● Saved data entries
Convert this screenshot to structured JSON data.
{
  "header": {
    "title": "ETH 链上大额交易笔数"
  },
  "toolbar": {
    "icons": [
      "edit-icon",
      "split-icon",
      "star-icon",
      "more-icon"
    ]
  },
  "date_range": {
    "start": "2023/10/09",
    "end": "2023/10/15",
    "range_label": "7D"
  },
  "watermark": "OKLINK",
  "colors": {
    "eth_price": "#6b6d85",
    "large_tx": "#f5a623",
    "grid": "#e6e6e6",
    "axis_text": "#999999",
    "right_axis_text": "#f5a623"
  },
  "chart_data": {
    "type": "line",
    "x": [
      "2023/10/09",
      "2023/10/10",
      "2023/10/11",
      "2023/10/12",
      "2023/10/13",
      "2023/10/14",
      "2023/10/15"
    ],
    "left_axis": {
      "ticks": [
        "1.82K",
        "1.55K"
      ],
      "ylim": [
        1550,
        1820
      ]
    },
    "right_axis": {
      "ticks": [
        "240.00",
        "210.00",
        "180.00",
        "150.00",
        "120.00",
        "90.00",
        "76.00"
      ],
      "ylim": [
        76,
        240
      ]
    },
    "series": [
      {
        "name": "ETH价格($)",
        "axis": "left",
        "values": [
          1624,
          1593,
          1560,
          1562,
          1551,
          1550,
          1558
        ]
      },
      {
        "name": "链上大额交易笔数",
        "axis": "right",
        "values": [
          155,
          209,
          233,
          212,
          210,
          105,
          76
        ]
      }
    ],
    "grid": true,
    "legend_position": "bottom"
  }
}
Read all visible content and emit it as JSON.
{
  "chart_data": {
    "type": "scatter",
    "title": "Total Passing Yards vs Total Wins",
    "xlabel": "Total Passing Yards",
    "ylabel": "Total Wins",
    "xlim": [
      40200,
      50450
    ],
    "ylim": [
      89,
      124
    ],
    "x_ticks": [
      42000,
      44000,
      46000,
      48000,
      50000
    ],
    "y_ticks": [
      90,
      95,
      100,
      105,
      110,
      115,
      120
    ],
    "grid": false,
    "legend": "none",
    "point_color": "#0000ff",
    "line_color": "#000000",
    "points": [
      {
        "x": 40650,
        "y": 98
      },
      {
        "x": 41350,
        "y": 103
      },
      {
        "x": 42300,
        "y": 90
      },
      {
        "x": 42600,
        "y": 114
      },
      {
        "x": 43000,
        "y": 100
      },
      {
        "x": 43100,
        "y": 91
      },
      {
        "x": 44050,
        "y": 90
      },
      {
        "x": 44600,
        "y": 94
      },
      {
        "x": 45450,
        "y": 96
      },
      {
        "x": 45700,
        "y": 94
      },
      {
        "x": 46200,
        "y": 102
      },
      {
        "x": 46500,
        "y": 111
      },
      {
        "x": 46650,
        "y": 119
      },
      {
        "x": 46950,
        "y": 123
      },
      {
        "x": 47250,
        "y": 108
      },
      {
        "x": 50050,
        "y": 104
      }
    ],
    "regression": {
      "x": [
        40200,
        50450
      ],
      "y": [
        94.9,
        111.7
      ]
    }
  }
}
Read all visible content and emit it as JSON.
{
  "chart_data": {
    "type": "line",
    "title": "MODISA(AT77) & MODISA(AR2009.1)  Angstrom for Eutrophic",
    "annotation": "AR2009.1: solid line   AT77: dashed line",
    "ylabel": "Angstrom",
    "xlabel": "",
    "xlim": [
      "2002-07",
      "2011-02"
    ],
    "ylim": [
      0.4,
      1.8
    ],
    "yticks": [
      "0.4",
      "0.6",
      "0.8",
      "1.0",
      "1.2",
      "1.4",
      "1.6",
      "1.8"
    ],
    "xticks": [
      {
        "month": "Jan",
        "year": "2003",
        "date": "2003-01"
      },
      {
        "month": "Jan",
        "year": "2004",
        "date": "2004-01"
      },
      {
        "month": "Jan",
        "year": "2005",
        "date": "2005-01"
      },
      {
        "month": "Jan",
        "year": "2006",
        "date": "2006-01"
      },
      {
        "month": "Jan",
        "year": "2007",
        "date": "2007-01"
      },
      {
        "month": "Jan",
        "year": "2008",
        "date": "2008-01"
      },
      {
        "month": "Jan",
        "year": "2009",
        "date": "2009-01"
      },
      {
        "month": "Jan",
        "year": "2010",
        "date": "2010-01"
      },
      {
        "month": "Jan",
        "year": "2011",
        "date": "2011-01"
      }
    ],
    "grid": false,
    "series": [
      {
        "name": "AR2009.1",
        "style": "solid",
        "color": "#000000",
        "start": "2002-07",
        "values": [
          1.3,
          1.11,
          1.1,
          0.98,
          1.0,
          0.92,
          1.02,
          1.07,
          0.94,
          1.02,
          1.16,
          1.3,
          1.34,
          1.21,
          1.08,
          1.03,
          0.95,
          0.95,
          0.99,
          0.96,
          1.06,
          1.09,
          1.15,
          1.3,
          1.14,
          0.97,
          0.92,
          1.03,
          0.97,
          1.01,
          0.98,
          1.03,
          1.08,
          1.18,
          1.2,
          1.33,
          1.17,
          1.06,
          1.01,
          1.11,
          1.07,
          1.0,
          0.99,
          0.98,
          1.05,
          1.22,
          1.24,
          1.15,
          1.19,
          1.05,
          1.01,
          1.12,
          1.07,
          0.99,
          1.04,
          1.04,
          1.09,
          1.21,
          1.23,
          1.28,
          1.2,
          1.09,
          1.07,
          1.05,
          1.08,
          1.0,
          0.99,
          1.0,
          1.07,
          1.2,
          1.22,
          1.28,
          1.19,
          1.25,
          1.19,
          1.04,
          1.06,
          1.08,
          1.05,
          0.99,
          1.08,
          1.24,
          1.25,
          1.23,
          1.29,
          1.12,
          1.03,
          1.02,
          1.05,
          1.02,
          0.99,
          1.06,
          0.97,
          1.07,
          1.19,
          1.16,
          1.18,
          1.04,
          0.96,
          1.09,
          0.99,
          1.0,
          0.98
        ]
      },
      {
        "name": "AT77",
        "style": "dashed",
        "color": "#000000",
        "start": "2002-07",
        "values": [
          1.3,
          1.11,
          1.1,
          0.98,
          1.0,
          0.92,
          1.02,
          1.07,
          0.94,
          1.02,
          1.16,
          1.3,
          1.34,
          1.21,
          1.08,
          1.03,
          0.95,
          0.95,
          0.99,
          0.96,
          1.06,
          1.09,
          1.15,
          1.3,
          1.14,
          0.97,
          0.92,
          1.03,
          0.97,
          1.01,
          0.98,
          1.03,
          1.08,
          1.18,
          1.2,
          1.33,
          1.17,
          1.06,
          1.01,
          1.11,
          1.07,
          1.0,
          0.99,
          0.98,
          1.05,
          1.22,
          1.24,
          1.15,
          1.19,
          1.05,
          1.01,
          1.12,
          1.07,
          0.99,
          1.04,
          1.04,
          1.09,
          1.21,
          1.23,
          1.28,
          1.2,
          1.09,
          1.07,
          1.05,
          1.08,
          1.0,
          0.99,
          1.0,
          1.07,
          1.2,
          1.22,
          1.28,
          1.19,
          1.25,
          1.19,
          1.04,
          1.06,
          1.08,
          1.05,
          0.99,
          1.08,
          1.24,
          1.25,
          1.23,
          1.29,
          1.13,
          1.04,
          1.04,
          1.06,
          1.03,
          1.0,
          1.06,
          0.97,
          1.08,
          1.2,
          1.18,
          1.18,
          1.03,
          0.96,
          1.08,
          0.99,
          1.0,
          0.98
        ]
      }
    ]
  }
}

● Problem to work on
Locate the word "Angstrom" in the records and collect each line it appears in.

● Solution below
    "title": "MODISA(AT77) & MODISA(AR2009.1)  Angstrom for Eutrophic",
    "ylabel": "Angstrom",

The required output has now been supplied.